## begin

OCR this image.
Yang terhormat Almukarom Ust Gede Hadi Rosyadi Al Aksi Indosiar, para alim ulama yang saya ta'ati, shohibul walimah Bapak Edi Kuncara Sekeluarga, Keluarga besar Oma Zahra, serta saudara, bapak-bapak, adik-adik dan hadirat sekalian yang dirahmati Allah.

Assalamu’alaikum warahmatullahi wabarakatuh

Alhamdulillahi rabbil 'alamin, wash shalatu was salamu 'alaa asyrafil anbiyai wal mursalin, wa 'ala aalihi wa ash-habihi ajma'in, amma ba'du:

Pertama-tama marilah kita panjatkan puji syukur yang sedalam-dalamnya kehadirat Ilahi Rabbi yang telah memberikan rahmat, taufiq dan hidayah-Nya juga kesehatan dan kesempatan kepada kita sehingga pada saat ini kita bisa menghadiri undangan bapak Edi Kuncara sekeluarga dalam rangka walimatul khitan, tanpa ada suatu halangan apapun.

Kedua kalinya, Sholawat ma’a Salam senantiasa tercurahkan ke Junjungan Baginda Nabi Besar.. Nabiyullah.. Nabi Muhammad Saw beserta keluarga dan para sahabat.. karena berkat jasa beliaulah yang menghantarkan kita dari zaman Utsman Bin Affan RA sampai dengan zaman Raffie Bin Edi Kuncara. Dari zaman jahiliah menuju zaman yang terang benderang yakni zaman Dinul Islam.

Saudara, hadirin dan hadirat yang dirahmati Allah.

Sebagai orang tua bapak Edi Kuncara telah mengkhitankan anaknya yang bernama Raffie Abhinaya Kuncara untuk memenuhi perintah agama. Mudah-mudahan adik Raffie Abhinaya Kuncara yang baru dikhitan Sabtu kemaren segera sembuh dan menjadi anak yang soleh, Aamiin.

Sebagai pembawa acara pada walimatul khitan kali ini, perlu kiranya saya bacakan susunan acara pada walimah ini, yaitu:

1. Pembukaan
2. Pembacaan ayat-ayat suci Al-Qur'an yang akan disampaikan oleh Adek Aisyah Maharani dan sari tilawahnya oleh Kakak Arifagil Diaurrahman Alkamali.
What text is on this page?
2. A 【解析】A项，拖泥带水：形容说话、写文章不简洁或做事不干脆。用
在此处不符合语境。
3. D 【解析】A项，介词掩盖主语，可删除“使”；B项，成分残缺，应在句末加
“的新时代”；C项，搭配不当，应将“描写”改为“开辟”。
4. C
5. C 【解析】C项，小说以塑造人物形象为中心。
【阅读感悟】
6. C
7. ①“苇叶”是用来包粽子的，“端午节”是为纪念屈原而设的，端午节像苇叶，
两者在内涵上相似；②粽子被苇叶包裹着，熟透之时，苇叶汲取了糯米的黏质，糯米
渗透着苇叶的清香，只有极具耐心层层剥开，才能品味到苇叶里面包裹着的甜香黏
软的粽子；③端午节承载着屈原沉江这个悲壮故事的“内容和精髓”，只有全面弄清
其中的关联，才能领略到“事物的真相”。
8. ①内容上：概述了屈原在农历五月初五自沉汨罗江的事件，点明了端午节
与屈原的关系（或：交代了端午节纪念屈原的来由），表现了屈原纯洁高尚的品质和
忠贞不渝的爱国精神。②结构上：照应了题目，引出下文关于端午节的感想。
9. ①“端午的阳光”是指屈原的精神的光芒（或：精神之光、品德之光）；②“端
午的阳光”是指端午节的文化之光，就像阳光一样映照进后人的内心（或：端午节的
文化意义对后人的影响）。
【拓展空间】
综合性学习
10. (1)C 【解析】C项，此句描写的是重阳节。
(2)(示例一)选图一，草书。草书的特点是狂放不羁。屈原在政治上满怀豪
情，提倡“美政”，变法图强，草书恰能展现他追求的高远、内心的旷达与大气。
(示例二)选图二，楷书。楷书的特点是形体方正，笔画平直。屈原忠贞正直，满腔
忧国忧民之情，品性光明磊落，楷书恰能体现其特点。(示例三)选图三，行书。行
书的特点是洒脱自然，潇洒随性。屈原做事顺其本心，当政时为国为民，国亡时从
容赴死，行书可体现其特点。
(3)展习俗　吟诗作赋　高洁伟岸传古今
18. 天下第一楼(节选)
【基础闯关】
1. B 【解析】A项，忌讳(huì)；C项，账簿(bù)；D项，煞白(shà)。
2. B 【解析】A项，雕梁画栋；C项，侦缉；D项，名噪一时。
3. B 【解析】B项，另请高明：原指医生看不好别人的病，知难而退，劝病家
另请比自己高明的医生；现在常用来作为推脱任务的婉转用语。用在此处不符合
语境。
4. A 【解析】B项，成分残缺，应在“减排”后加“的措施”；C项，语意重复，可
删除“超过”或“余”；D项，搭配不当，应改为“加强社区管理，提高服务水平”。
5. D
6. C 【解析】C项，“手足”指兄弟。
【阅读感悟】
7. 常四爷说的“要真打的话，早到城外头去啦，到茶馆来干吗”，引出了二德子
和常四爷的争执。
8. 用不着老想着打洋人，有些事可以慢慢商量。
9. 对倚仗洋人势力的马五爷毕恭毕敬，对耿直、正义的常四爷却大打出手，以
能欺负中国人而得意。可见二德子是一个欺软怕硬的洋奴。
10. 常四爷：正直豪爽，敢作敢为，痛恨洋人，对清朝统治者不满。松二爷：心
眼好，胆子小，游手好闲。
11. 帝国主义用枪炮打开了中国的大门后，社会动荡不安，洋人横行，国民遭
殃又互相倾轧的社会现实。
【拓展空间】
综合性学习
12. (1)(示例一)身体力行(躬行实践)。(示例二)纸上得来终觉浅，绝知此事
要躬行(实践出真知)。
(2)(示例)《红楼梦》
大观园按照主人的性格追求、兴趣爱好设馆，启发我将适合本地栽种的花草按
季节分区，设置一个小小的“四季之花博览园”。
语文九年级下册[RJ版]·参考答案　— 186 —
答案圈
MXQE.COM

## end

# Work to be completed
Output each record precisely as given.

# Response
OCR this image.
Yang terhormat Almukarom Ust Gede Hadi Rosyadi Al Aksi Indosiar, para alim ulama yang saya ta'ati, shohibul walimah Bapak Edi Kuncara Sekeluarga, Keluarga besar Oma Zahra, serta saudara, bapak-bapak, adik-adik dan hadirat sekalian yang dirahmati Allah.

Assalamu’alaikum warahmatullahi wabarakatuh

Alhamdulillahi rabbil 'alamin, wash shalatu was salamu 'alaa asyrafil anbiyai wal mursalin, wa 'ala aalihi wa ash-habihi ajma'in, amma ba'du:

Pertama-tama marilah kita panjatkan puji syukur yang sedalam-dalamnya kehadirat Ilahi Rabbi yang telah memberikan rahmat, taufiq dan hidayah-Nya juga kesehatan dan kesempatan kepada kita sehingga pada saat ini kita bisa menghadiri undangan bapak Edi Kuncara sekeluarga dalam rangka walimatul khitan, tanpa ada suatu halangan apapun.

Kedua kalinya, Sholawat ma’a Salam senantiasa tercurahkan ke Junjungan Baginda Nabi Besar.. Nabiyullah.. Nabi Muhammad Saw beserta keluarga dan para sahabat.. karena berkat jasa beliaulah yang menghantarkan kita dari zaman Utsman Bin Affan RA sampai dengan zaman Raffie Bin Edi Kuncara. Dari zaman jahiliah menuju zaman yang terang benderang yakni zaman Dinul Islam.

Saudara, hadirin dan hadirat yang dirahmati Allah.

Sebagai orang tua bapak Edi Kuncara telah mengkhitankan anaknya yang bernama Raffie Abhinaya Kuncara untuk memenuhi perintah agama. Mudah-mudahan adik Raffie Abhinaya Kuncara yang baru dikhitan Sabtu kemaren segera sembuh dan menjadi anak yang soleh, Aamiin.

Sebagai pembawa acara pada walimatul khitan kali ini, perlu kiranya saya bacakan susunan acara pada walimah ini, yaitu:

1. Pembukaan
2. Pembacaan ayat-ayat suci Al-Qur'an yang akan disampaikan oleh Adek Aisyah Maharani dan sari tilawahnya oleh Kakak Arifagil Diaurrahman Alkamali.
What text is on this page?
2. A 【解析】A项，拖泥带水：形容说话、写文章不简洁或做事不干脆。用
在此处不符合语境。
3. D 【解析】A项，介词掩盖主语，可删除“使”；B项，成分残缺，应在句末加
“的新时代”；C项，搭配不当，应将“描写”改为“开辟”。
4. C
5. C 【解析】C项，小说以塑造人物形象为中心。
【阅读感悟】
6. C
7. ①“苇叶”是用来包粽子的，“端午节”是为纪念屈原而设的，端午节像苇叶，
两者在内涵上相似；②粽子被苇叶包裹着，熟透之时，苇叶汲取了糯米的黏质，糯米
渗透着苇叶的清香，只有极具耐心层层剥开，才能品味到苇叶里面包裹着的甜香黏
软的粽子；③端午节承载着屈原沉江这个悲壮故事的“内容和精髓”，只有全面弄清
其中的关联，才能领略到“事物的真相”。
8. ①内容上：概述了屈原在农历五月初五自沉汨罗江的事件，点明了端午节
与屈原的关系（或：交代了端午节纪念屈原的来由），表现了屈原纯洁高尚的品质和
忠贞不渝的爱国精神。②结构上：照应了题目，引出下文关于端午节的感想。
9. ①“端午的阳光”是指屈原的精神的光芒（或：精神之光、品德之光）；②“端
午的阳光”是指端午节的文化之光，就像阳光一样映照进后人的内心（或：端午节的
文化意义对后人的影响）。
【拓展空间】
综合性学习
10. (1)C 【解析】C项，此句描写的是重阳节。
(2)(示例一)选图一，草书。草书的特点是狂放不羁。屈原在政治上满怀豪
情，提倡“美政”，变法图强，草书恰能展现他追求的高远、内心的旷达与大气。
(示例二)选图二，楷书。楷书的特点是形体方正，笔画平直。屈原忠贞正直，满腔
忧国忧民之情，品性光明磊落，楷书恰能体现其特点。(示例三)选图三，行书。行
书的特点是洒脱自然，潇洒随性。屈原做事顺其本心，当政时为国为民，国亡时从
容赴死，行书可体现其特点。
(3)展习俗　吟诗作赋　高洁伟岸传古今
18. 天下第一楼(节选)
【基础闯关】
1. B 【解析】A项，忌讳(huì)；C项，账簿(bù)；D项，煞白(shà)。
2. B 【解析】A项，雕梁画栋；C项，侦缉；D项，名噪一时。
3. B 【解析】B项，另请高明：原指医生看不好别人的病，知难而退，劝病家
另请比自己高明的医生；现在常用来作为推脱任务的婉转用语。用在此处不符合
语境。
4. A 【解析】B项，成分残缺，应在“减排”后加“的措施”；C项，语意重复，可
删除“超过”或“余”；D项，搭配不当，应改为“加强社区管理，提高服务水平”。
5. D
6. C 【解析】C项，“手足”指兄弟。
【阅读感悟】
7. 常四爷说的“要真打的话，早到城外头去啦，到茶馆来干吗”，引出了二德子
和常四爷的争执。
8. 用不着老想着打洋人，有些事可以慢慢商量。
9. 对倚仗洋人势力的马五爷毕恭毕敬，对耿直、正义的常四爷却大打出手，以
能欺负中国人而得意。可见二德子是一个欺软怕硬的洋奴。
10. 常四爷：正直豪爽，敢作敢为，痛恨洋人，对清朝统治者不满。松二爷：心
眼好，胆子小，游手好闲。
11. 帝国主义用枪炮打开了中国的大门后，社会动荡不安，洋人横行，国民遭
殃又互相倾轧的社会现实。
【拓展空间】
综合性学习
12. (1)(示例一)身体力行(躬行实践)。(示例二)纸上得来终觉浅，绝知此事
要躬行(实践出真知)。
(2)(示例)《红楼梦》
大观园按照主人的性格追求、兴趣爱好设馆，启发我将适合本地栽种的花草按
季节分区，设置一个小小的“四季之花博览园”。
语文九年级下册[RJ版]·参考答案　— 186 —
答案圈
MXQE.COM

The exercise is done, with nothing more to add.